* [Task statement] Repeat the data below exactly, dropping any pictures it holds.

Dataset rows about figures

..........

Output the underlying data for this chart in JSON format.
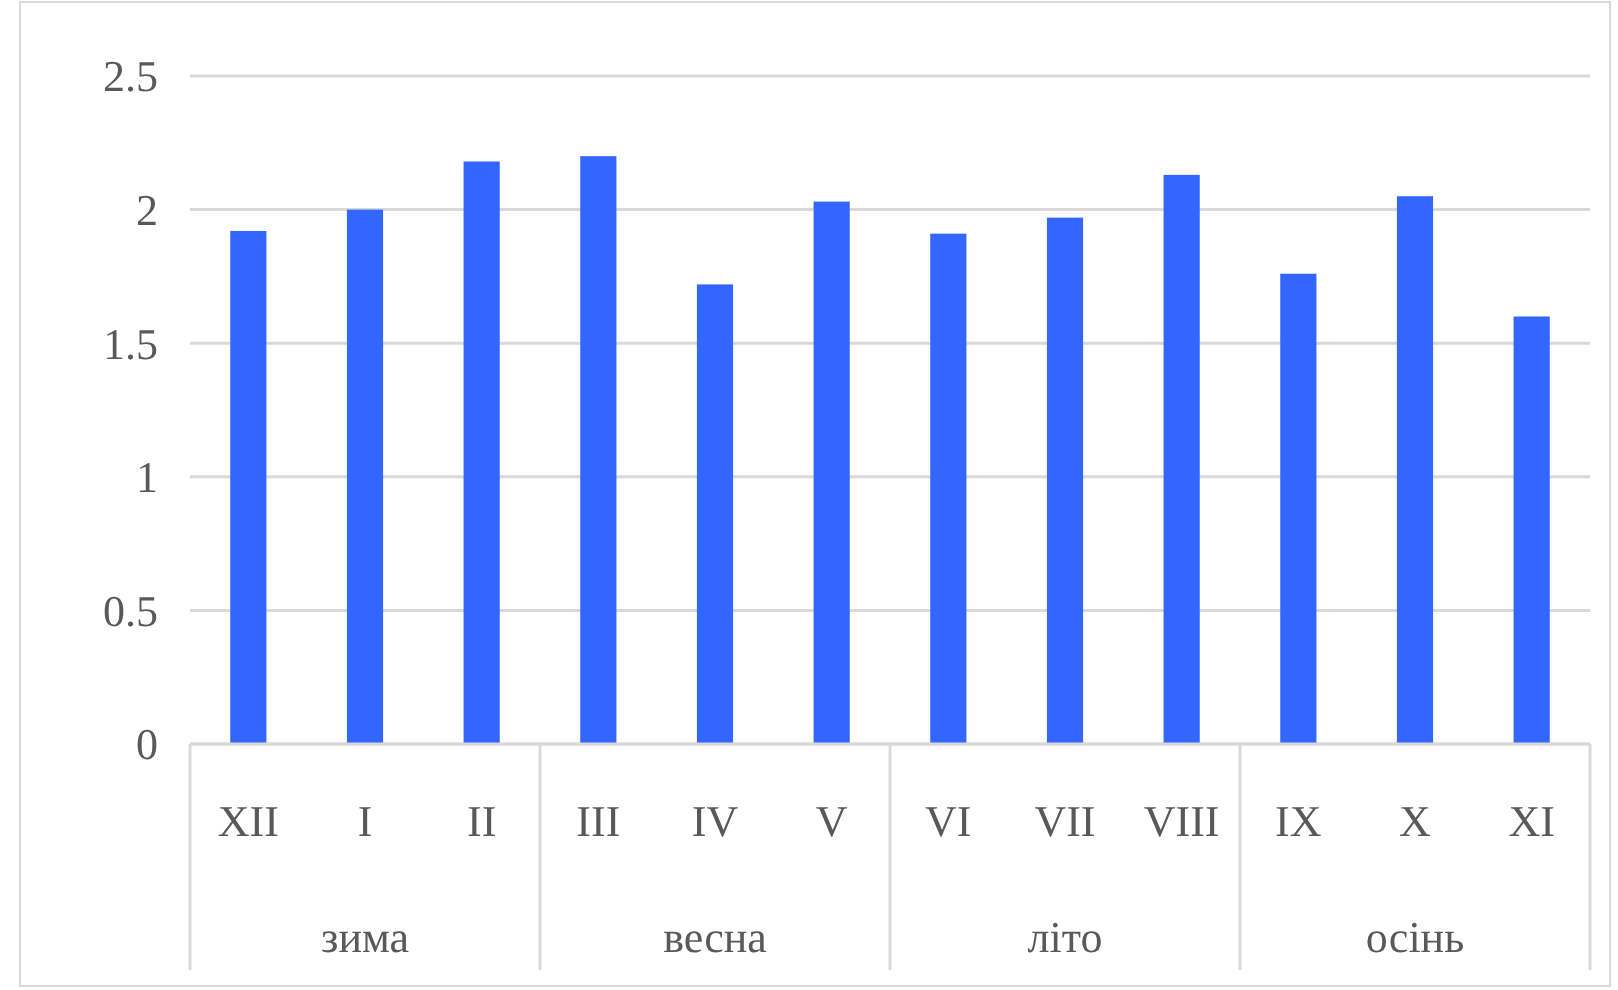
{
  "chart_data": {
    "type": "bar",
    "categories": [
      "XII",
      "I",
      "II",
      "III",
      "IV",
      "V",
      "VI",
      "VII",
      "VIII",
      "IX",
      "X",
      "XI"
    ],
    "values": [
      1.92,
      2.0,
      2.18,
      2.2,
      1.72,
      2.03,
      1.91,
      1.97,
      2.13,
      1.76,
      2.05,
      1.6
    ],
    "color": "#3366ff",
    "ylim": [
      0,
      2.5
    ],
    "yticks": [
      0,
      0.5,
      1,
      1.5,
      2,
      2.5
    ],
    "grid": "y",
    "annotations": [
      "зима",
      "весна",
      "літо",
      "осінь"
    ]
  }
}
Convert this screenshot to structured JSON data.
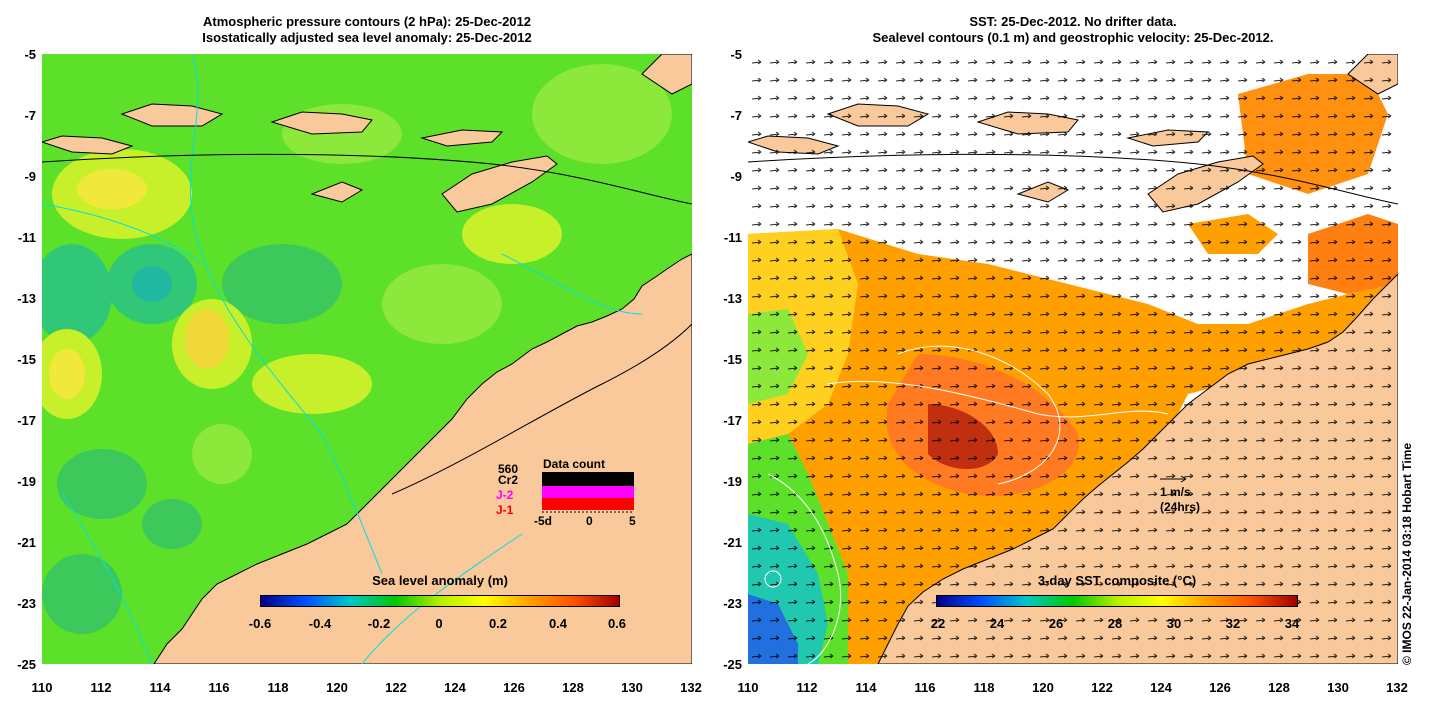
{
  "left": {
    "title_line1": "Atmospheric pressure contours (2 hPa): 25-Dec-2012",
    "title_line2": "Isostatically adjusted sea level anomaly: 25-Dec-2012",
    "colorbar_title": "Sea level anomaly (m)",
    "colorbar_ticks": [
      "-0.6",
      "-0.4",
      "-0.2",
      "0",
      "0.2",
      "0.4",
      "0.6"
    ],
    "data_count": {
      "title": "Data count",
      "max_label": "560",
      "missions": [
        {
          "name": "Cr2",
          "color": "#000000"
        },
        {
          "name": "J-2",
          "color": "#ff00ff"
        },
        {
          "name": "J-1",
          "color": "#ff0000"
        }
      ],
      "x_ticks": [
        "-5d",
        "0",
        "5"
      ]
    }
  },
  "right": {
    "title_line1": "SST: 25-Dec-2012. No drifter data.",
    "title_line2": "Sealevel contours (0.1 m) and geostrophic velocity: 25-Dec-2012.",
    "colorbar_title": "3-day SST composite (°C)",
    "colorbar_ticks": [
      "22",
      "24",
      "26",
      "28",
      "30",
      "32",
      "34"
    ],
    "scale_label_1": "1 m/s",
    "scale_label_2": "(24hrs)"
  },
  "axes": {
    "y_ticks": [
      "-5",
      "-7",
      "-9",
      "-11",
      "-13",
      "-15",
      "-17",
      "-19",
      "-21",
      "-23",
      "-25"
    ],
    "x_ticks": [
      "110",
      "112",
      "114",
      "116",
      "118",
      "120",
      "122",
      "124",
      "126",
      "128",
      "130",
      "132"
    ]
  },
  "credit": "© IMOS 22-Jan-2014 03:18 Hobart Time",
  "colors": {
    "land": "#f9c89b",
    "sla_scale": [
      "#00008b",
      "#0050ff",
      "#00c8c8",
      "#00c800",
      "#b4f000",
      "#ffff00",
      "#ffa000",
      "#ff5000",
      "#a00000"
    ],
    "sst_scale": [
      "#00008b",
      "#0050ff",
      "#00c8c8",
      "#00c800",
      "#b4f000",
      "#ffff00",
      "#ffa000",
      "#ff5000",
      "#a00000"
    ]
  }
}
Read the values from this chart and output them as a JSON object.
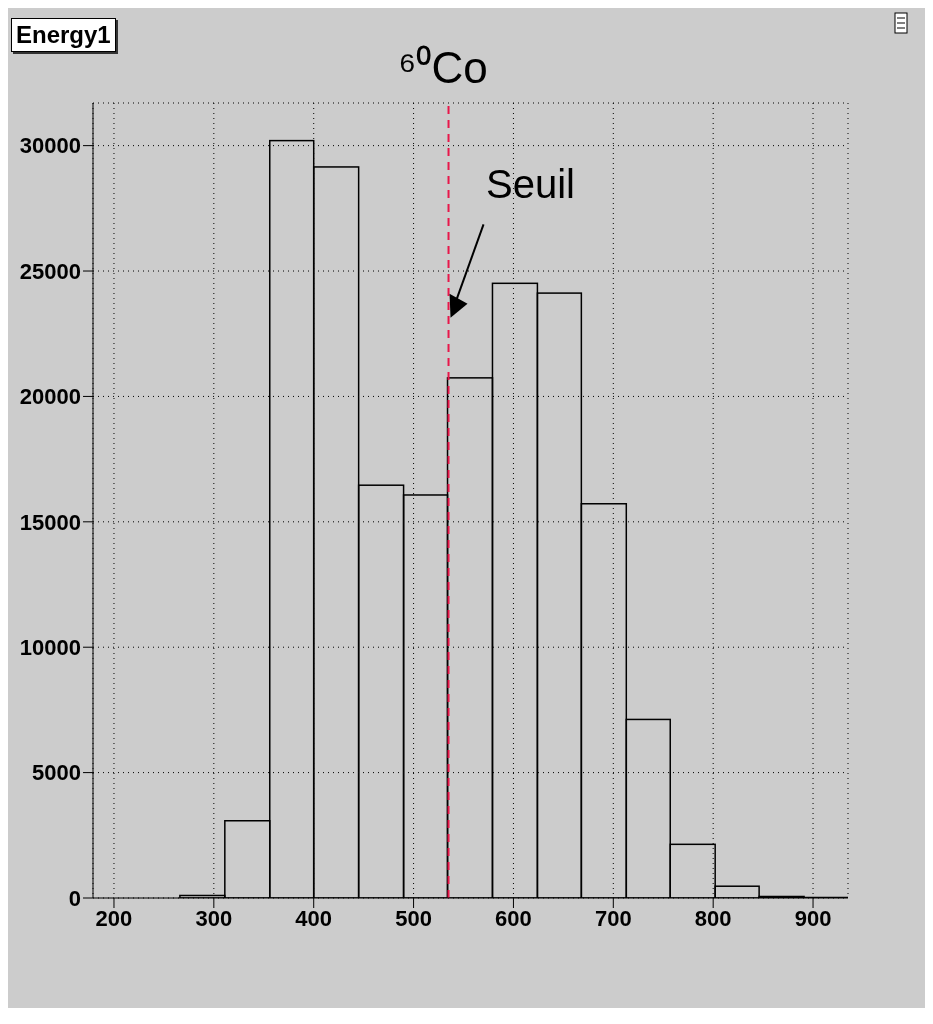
{
  "chart_data": {
    "type": "histogram",
    "title": "⁶⁰Co",
    "annotations": [
      "Energy1"
    ],
    "bins": [
      266,
      311,
      356,
      400,
      445,
      490,
      534,
      579,
      624,
      668,
      713,
      757,
      802,
      846,
      891,
      935
    ],
    "values": [
      100,
      3080,
      30200,
      29150,
      16460,
      16070,
      20740,
      24510,
      24120,
      15720,
      7120,
      2140,
      470,
      60,
      20
    ],
    "color": "#000000",
    "xlim": [
      179,
      935
    ],
    "xticks": [
      200,
      300,
      400,
      500,
      600,
      700,
      800,
      900
    ],
    "ylim": [
      0,
      31700
    ],
    "yticks": [
      0,
      5000,
      10000,
      15000,
      20000,
      25000,
      30000
    ],
    "grid": true,
    "ref_lines": [
      {
        "axis": "x",
        "value": 535,
        "label": "Seuil",
        "color": "#e8174a",
        "line_style": "dashed"
      }
    ]
  }
}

..........

* [Answer to this task]
Output the underlying data for this chart in JSON format.
{
  "chart_data": {
    "type": "bar",
    "categories": [
      "XII",
      "I",
      "II",
      "III",
      "IV",
      "V",
      "VI",
      "VII",
      "VIII",
      "IX",
      "X",
      "XI"
    ],
    "values": [
      1.92,
      2.0,
      2.18,
      2.2,
      1.72,
      2.03,
      1.91,
      1.97,
      2.13,
      1.76,
      2.05,
      1.6
    ],
    "color": "#3366ff",
    "ylim": [
      0,
      2.5
    ],
    "yticks": [
      0,
      0.5,
      1,
      1.5,
      2,
      2.5
    ],
    "grid": "y",
    "annotations": [
      "зима",
      "весна",
      "літо",
      "осінь"
    ]
  }
}
Convert this screenshot to structured JSON data.
{
  "left": {
    "title_line1": "Atmospheric pressure contours (2 hPa): 25-Dec-2012",
    "title_line2": "Isostatically adjusted sea level anomaly: 25-Dec-2012",
    "colorbar_title": "Sea level anomaly (m)",
    "colorbar_ticks": [
      "-0.6",
      "-0.4",
      "-0.2",
      "0",
      "0.2",
      "0.4",
      "0.6"
    ],
    "data_count": {
      "title": "Data count",
      "max_label": "560",
      "missions": [
        {
          "name": "Cr2",
          "color": "#000000"
        },
        {
          "name": "J-2",
          "color": "#ff00ff"
        },
        {
          "name": "J-1",
          "color": "#ff0000"
        }
      ],
      "x_ticks": [
        "-5d",
        "0",
        "5"
      ]
    }
  },
  "right": {
    "title_line1": "SST: 25-Dec-2012. No drifter data.",
    "title_line2": "Sealevel contours (0.1 m) and geostrophic velocity: 25-Dec-2012.",
    "colorbar_title": "3-day SST composite (°C)",
    "colorbar_ticks": [
      "22",
      "24",
      "26",
      "28",
      "30",
      "32",
      "34"
    ],
    "scale_label_1": "1 m/s",
    "scale_label_2": "(24hrs)"
  },
  "axes": {
    "y_ticks": [
      "-5",
      "-7",
      "-9",
      "-11",
      "-13",
      "-15",
      "-17",
      "-19",
      "-21",
      "-23",
      "-25"
    ],
    "x_ticks": [
      "110",
      "112",
      "114",
      "116",
      "118",
      "120",
      "122",
      "124",
      "126",
      "128",
      "130",
      "132"
    ]
  },
  "credit": "© IMOS 22-Jan-2014 03:18 Hobart Time",
  "colors": {
    "land": "#f9c89b",
    "sla_scale": [
      "#00008b",
      "#0050ff",
      "#00c8c8",
      "#00c800",
      "#b4f000",
      "#ffff00",
      "#ffa000",
      "#ff5000",
      "#a00000"
    ],
    "sst_scale": [
      "#00008b",
      "#0050ff",
      "#00c8c8",
      "#00c800",
      "#b4f000",
      "#ffff00",
      "#ffa000",
      "#ff5000",
      "#a00000"
    ]
  }
}
Read the values from this chart and output them as a JSON object.
{
  "chart_data": {
    "type": "histogram",
    "title": "⁶⁰Co",
    "annotations": [
      "Energy1"
    ],
    "bins": [
      266,
      311,
      356,
      400,
      445,
      490,
      534,
      579,
      624,
      668,
      713,
      757,
      802,
      846,
      891,
      935
    ],
    "values": [
      100,
      3080,
      30200,
      29150,
      16460,
      16070,
      20740,
      24510,
      24120,
      15720,
      7120,
      2140,
      470,
      60,
      20
    ],
    "color": "#000000",
    "xlim": [
      179,
      935
    ],
    "xticks": [
      200,
      300,
      400,
      500,
      600,
      700,
      800,
      900
    ],
    "ylim": [
      0,
      31700
    ],
    "yticks": [
      0,
      5000,
      10000,
      15000,
      20000,
      25000,
      30000
    ],
    "grid": true,
    "ref_lines": [
      {
        "axis": "x",
        "value": 535,
        "label": "Seuil",
        "color": "#e8174a",
        "line_style": "dashed"
      }
    ]
  }
}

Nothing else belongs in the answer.